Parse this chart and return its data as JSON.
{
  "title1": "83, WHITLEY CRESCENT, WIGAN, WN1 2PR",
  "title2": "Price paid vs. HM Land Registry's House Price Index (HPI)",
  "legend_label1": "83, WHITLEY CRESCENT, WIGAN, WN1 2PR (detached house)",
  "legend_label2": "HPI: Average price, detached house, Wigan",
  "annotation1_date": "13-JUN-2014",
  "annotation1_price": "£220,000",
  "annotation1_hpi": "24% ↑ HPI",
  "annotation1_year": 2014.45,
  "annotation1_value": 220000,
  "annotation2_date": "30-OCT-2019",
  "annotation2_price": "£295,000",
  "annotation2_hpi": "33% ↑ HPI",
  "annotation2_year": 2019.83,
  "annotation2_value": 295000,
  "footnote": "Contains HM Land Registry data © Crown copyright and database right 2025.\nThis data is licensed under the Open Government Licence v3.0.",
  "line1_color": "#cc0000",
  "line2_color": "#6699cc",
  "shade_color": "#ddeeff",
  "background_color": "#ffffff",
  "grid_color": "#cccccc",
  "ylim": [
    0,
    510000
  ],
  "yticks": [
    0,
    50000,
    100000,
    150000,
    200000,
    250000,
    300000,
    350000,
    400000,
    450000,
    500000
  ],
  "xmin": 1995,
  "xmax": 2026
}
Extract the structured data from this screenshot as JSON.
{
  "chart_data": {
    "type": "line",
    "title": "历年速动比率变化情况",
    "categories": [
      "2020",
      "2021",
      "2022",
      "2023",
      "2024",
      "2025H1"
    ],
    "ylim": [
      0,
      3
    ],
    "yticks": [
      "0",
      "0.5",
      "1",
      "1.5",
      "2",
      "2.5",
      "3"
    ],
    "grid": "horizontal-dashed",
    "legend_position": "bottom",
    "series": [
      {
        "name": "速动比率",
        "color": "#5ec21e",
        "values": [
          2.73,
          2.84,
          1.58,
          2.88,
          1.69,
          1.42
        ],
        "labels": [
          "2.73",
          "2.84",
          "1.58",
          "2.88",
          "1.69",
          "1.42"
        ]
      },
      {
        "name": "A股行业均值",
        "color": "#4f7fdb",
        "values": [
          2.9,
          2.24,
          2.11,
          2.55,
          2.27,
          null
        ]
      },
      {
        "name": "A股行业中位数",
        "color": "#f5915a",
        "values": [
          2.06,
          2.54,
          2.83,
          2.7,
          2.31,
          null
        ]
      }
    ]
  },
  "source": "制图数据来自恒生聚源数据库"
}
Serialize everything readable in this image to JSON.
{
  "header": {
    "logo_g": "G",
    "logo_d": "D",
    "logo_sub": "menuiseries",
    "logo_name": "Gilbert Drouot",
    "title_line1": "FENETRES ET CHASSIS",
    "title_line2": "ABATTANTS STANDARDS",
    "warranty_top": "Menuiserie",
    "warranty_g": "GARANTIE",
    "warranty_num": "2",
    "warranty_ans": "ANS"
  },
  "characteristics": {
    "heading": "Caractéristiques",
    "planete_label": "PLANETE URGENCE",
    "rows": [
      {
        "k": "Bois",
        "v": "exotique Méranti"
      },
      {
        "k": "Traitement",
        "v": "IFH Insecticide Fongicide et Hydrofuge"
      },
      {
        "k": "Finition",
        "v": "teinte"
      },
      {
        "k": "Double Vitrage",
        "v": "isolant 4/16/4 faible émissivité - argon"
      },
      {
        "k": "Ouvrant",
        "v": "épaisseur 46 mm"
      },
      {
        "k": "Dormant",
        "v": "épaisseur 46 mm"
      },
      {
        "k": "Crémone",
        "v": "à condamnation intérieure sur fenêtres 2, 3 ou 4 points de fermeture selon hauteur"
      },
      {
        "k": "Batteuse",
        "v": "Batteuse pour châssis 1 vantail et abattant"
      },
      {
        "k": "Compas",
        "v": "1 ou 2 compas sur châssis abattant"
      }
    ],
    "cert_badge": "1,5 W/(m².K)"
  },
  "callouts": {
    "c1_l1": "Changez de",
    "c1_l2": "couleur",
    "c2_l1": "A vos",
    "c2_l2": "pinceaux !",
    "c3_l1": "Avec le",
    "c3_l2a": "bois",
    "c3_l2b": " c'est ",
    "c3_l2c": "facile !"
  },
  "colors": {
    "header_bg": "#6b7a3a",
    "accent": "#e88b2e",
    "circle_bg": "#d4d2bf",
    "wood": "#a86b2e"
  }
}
________________
Your task is to extract all of the records exactly.

Answer to the exercise ->
Parse this chart and return its data as JSON.
{
  "title1": "83, WHITLEY CRESCENT, WIGAN, WN1 2PR",
  "title2": "Price paid vs. HM Land Registry's House Price Index (HPI)",
  "legend_label1": "83, WHITLEY CRESCENT, WIGAN, WN1 2PR (detached house)",
  "legend_label2": "HPI: Average price, detached house, Wigan",
  "annotation1_date": "13-JUN-2014",
  "annotation1_price": "£220,000",
  "annotation1_hpi": "24% ↑ HPI",
  "annotation1_year": 2014.45,
  "annotation1_value": 220000,
  "annotation2_date": "30-OCT-2019",
  "annotation2_price": "£295,000",
  "annotation2_hpi": "33% ↑ HPI",
  "annotation2_year": 2019.83,
  "annotation2_value": 295000,
  "footnote": "Contains HM Land Registry data © Crown copyright and database right 2025.\nThis data is licensed under the Open Government Licence v3.0.",
  "line1_color": "#cc0000",
  "line2_color": "#6699cc",
  "shade_color": "#ddeeff",
  "background_color": "#ffffff",
  "grid_color": "#cccccc",
  "ylim": [
    0,
    510000
  ],
  "yticks": [
    0,
    50000,
    100000,
    150000,
    200000,
    250000,
    300000,
    350000,
    400000,
    450000,
    500000
  ],
  "xmin": 1995,
  "xmax": 2026
}
Extract the structured data from this screenshot as JSON.
{
  "chart_data": {
    "type": "line",
    "title": "历年速动比率变化情况",
    "categories": [
      "2020",
      "2021",
      "2022",
      "2023",
      "2024",
      "2025H1"
    ],
    "ylim": [
      0,
      3
    ],
    "yticks": [
      "0",
      "0.5",
      "1",
      "1.5",
      "2",
      "2.5",
      "3"
    ],
    "grid": "horizontal-dashed",
    "legend_position": "bottom",
    "series": [
      {
        "name": "速动比率",
        "color": "#5ec21e",
        "values": [
          2.73,
          2.84,
          1.58,
          2.88,
          1.69,
          1.42
        ],
        "labels": [
          "2.73",
          "2.84",
          "1.58",
          "2.88",
          "1.69",
          "1.42"
        ]
      },
      {
        "name": "A股行业均值",
        "color": "#4f7fdb",
        "values": [
          2.9,
          2.24,
          2.11,
          2.55,
          2.27,
          null
        ]
      },
      {
        "name": "A股行业中位数",
        "color": "#f5915a",
        "values": [
          2.06,
          2.54,
          2.83,
          2.7,
          2.31,
          null
        ]
      }
    ]
  },
  "source": "制图数据来自恒生聚源数据库"
}
Serialize everything readable in this image to JSON.
{
  "header": {
    "logo_g": "G",
    "logo_d": "D",
    "logo_sub": "menuiseries",
    "logo_name": "Gilbert Drouot",
    "title_line1": "FENETRES ET CHASSIS",
    "title_line2": "ABATTANTS STANDARDS",
    "warranty_top": "Menuiserie",
    "warranty_g": "GARANTIE",
    "warranty_num": "2",
    "warranty_ans": "ANS"
  },
  "characteristics": {
    "heading": "Caractéristiques",
    "planete_label": "PLANETE URGENCE",
    "rows": [
      {
        "k": "Bois",
        "v": "exotique Méranti"
      },
      {
        "k": "Traitement",
        "v": "IFH Insecticide Fongicide et Hydrofuge"
      },
      {
        "k": "Finition",
        "v": "teinte"
      },
      {
        "k": "Double Vitrage",
        "v": "isolant 4/16/4 faible émissivité - argon"
      },
      {
        "k": "Ouvrant",
        "v": "épaisseur 46 mm"
      },
      {
        "k": "Dormant",
        "v": "épaisseur 46 mm"
      },
      {
        "k": "Crémone",
        "v": "à condamnation intérieure sur fenêtres 2, 3 ou 4 points de fermeture selon hauteur"
      },
      {
        "k": "Batteuse",
        "v": "Batteuse pour châssis 1 vantail et abattant"
      },
      {
        "k": "Compas",
        "v": "1 ou 2 compas sur châssis abattant"
      }
    ],
    "cert_badge": "1,5 W/(m².K)"
  },
  "callouts": {
    "c1_l1": "Changez de",
    "c1_l2": "couleur",
    "c2_l1": "A vos",
    "c2_l2": "pinceaux !",
    "c3_l1": "Avec le",
    "c3_l2a": "bois",
    "c3_l2b": " c'est ",
    "c3_l2c": "facile !"
  },
  "colors": {
    "header_bg": "#6b7a3a",
    "accent": "#e88b2e",
    "circle_bg": "#d4d2bf",
    "wood": "#a86b2e"
  }
}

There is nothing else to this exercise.